• **Exercise aim**:
Return the records word for word. Any pictures in them are not part of the copy.

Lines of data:
───

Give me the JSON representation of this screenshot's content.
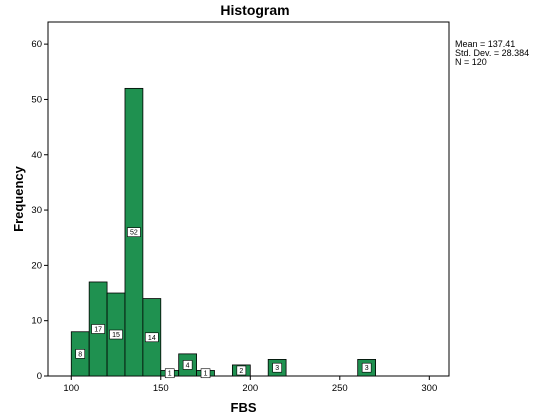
{
  "chart_data": {
    "type": "bar",
    "title": "Histogram",
    "xlabel": "FBS",
    "ylabel": "Frequency",
    "xlim": [
      87,
      311
    ],
    "ylim": [
      0,
      64
    ],
    "x_ticks": [
      100,
      150,
      200,
      250,
      300
    ],
    "y_ticks": [
      0,
      10,
      20,
      30,
      40,
      50,
      60
    ],
    "bar_color": "#1f9150",
    "bar_edge_color": "#000000",
    "grid": false,
    "bins": [
      {
        "start": 100,
        "end": 110,
        "value": 8,
        "label": "8"
      },
      {
        "start": 110,
        "end": 120,
        "value": 17,
        "label": "17"
      },
      {
        "start": 120,
        "end": 130,
        "value": 15,
        "label": "15"
      },
      {
        "start": 130,
        "end": 140,
        "value": 52,
        "label": "52"
      },
      {
        "start": 140,
        "end": 150,
        "value": 14,
        "label": "14"
      },
      {
        "start": 150,
        "end": 160,
        "value": 1,
        "label": "1"
      },
      {
        "start": 160,
        "end": 170,
        "value": 4,
        "label": "4"
      },
      {
        "start": 170,
        "end": 180,
        "value": 1,
        "label": "1"
      },
      {
        "start": 190,
        "end": 200,
        "value": 2,
        "label": "2"
      },
      {
        "start": 210,
        "end": 220,
        "value": 3,
        "label": "3"
      },
      {
        "start": 260,
        "end": 270,
        "value": 3,
        "label": "3"
      }
    ],
    "stats": {
      "mean": "Mean = 137.41",
      "std": "Std. Dev. = 28.384",
      "n": "N = 120"
    }
  }
}
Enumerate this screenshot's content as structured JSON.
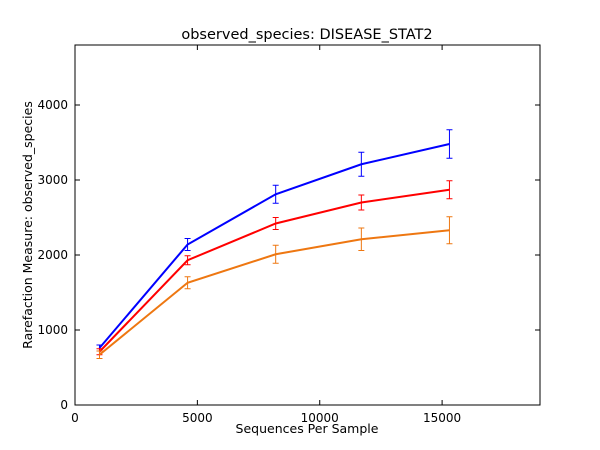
{
  "chart_data": {
    "type": "line",
    "title": "observed_species: DISEASE_STAT2",
    "xlabel": "Sequences Per Sample",
    "ylabel": "Rarefaction Measure: observed_species",
    "xlim": [
      0,
      19000
    ],
    "ylim": [
      0,
      4800
    ],
    "xticks": [
      0,
      5000,
      10000,
      15000
    ],
    "yticks": [
      0,
      1000,
      2000,
      3000,
      4000
    ],
    "grid": false,
    "legend": "none",
    "error_bars": true,
    "series": [
      {
        "color": "#0000ff",
        "x": [
          1000,
          4600,
          8200,
          11700,
          15300
        ],
        "y": [
          760,
          2140,
          2810,
          3210,
          3480
        ],
        "err": [
          40,
          80,
          120,
          160,
          190
        ]
      },
      {
        "color": "#ff0000",
        "x": [
          1000,
          4600,
          8200,
          11700,
          15300
        ],
        "y": [
          710,
          1930,
          2420,
          2700,
          2870
        ],
        "err": [
          40,
          60,
          80,
          100,
          120
        ]
      },
      {
        "color": "#ee7711",
        "x": [
          1000,
          4600,
          8200,
          11700,
          15300
        ],
        "y": [
          670,
          1630,
          2010,
          2210,
          2330
        ],
        "err": [
          50,
          80,
          120,
          150,
          180
        ]
      }
    ]
  }
}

───

• **Task solution**:
Give me the JSON representation of this screenshot's content.
{
  "chart_data": {
    "type": "bar",
    "title": "Histogram",
    "xlabel": "FBS",
    "ylabel": "Frequency",
    "xlim": [
      87,
      311
    ],
    "ylim": [
      0,
      64
    ],
    "x_ticks": [
      100,
      150,
      200,
      250,
      300
    ],
    "y_ticks": [
      0,
      10,
      20,
      30,
      40,
      50,
      60
    ],
    "bar_color": "#1f9150",
    "bar_edge_color": "#000000",
    "grid": false,
    "bins": [
      {
        "start": 100,
        "end": 110,
        "value": 8,
        "label": "8"
      },
      {
        "start": 110,
        "end": 120,
        "value": 17,
        "label": "17"
      },
      {
        "start": 120,
        "end": 130,
        "value": 15,
        "label": "15"
      },
      {
        "start": 130,
        "end": 140,
        "value": 52,
        "label": "52"
      },
      {
        "start": 140,
        "end": 150,
        "value": 14,
        "label": "14"
      },
      {
        "start": 150,
        "end": 160,
        "value": 1,
        "label": "1"
      },
      {
        "start": 160,
        "end": 170,
        "value": 4,
        "label": "4"
      },
      {
        "start": 170,
        "end": 180,
        "value": 1,
        "label": "1"
      },
      {
        "start": 190,
        "end": 200,
        "value": 2,
        "label": "2"
      },
      {
        "start": 210,
        "end": 220,
        "value": 3,
        "label": "3"
      },
      {
        "start": 260,
        "end": 270,
        "value": 3,
        "label": "3"
      }
    ],
    "stats": {
      "mean": "Mean = 137.41",
      "std": "Std. Dev. = 28.384",
      "n": "N = 120"
    }
  }
}
Enumerate this screenshot's content as structured JSON.
{
  "chart_data": {
    "type": "line",
    "title": "observed_species: DISEASE_STAT2",
    "xlabel": "Sequences Per Sample",
    "ylabel": "Rarefaction Measure: observed_species",
    "xlim": [
      0,
      19000
    ],
    "ylim": [
      0,
      4800
    ],
    "xticks": [
      0,
      5000,
      10000,
      15000
    ],
    "yticks": [
      0,
      1000,
      2000,
      3000,
      4000
    ],
    "grid": false,
    "legend": "none",
    "error_bars": true,
    "series": [
      {
        "color": "#0000ff",
        "x": [
          1000,
          4600,
          8200,
          11700,
          15300
        ],
        "y": [
          760,
          2140,
          2810,
          3210,
          3480
        ],
        "err": [
          40,
          80,
          120,
          160,
          190
        ]
      },
      {
        "color": "#ff0000",
        "x": [
          1000,
          4600,
          8200,
          11700,
          15300
        ],
        "y": [
          710,
          1930,
          2420,
          2700,
          2870
        ],
        "err": [
          40,
          60,
          80,
          100,
          120
        ]
      },
      {
        "color": "#ee7711",
        "x": [
          1000,
          4600,
          8200,
          11700,
          15300
        ],
        "y": [
          670,
          1630,
          2010,
          2210,
          2330
        ],
        "err": [
          50,
          80,
          120,
          150,
          180
        ]
      }
    ]
  }
}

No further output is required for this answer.